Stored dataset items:
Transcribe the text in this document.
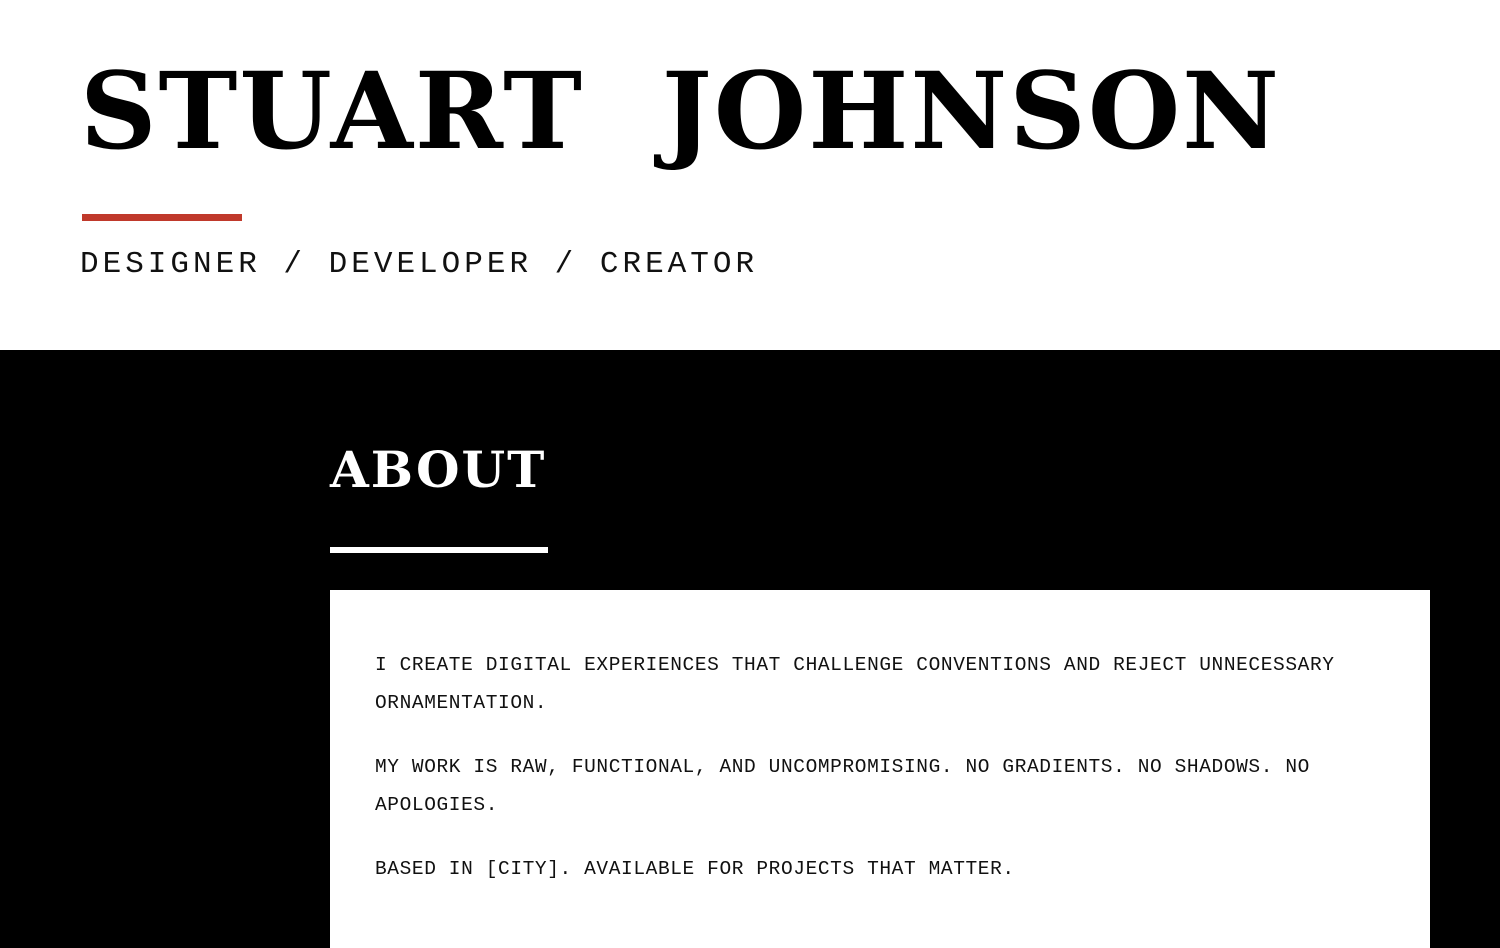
STUART  JOHNSON
DESIGNER / DEVELOPER / CREATOR
ABOUT

I CREATE DIGITAL EXPERIENCES THAT CHALLENGE CONVENTIONS AND REJECT UNNECESSARY ORNAMENTATION.

MY WORK IS RAW, FUNCTIONAL, AND UNCOMPROMISING. NO GRADIENTS. NO SHADOWS. NO APOLOGIES.

BASED IN [CITY]. AVAILABLE FOR PROJECTS THAT MATTER.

**THE REQUEST:**
Leave out every picture and copy the rest of the records exactly.

**WORKED ANSWER:**
Transcribe the text in this document.
STUART  JOHNSON
DESIGNER / DEVELOPER / CREATOR
ABOUT

I CREATE DIGITAL EXPERIENCES THAT CHALLENGE CONVENTIONS AND REJECT UNNECESSARY ORNAMENTATION.

MY WORK IS RAW, FUNCTIONAL, AND UNCOMPROMISING. NO GRADIENTS. NO SHADOWS. NO APOLOGIES.

BASED IN [CITY]. AVAILABLE FOR PROJECTS THAT MATTER.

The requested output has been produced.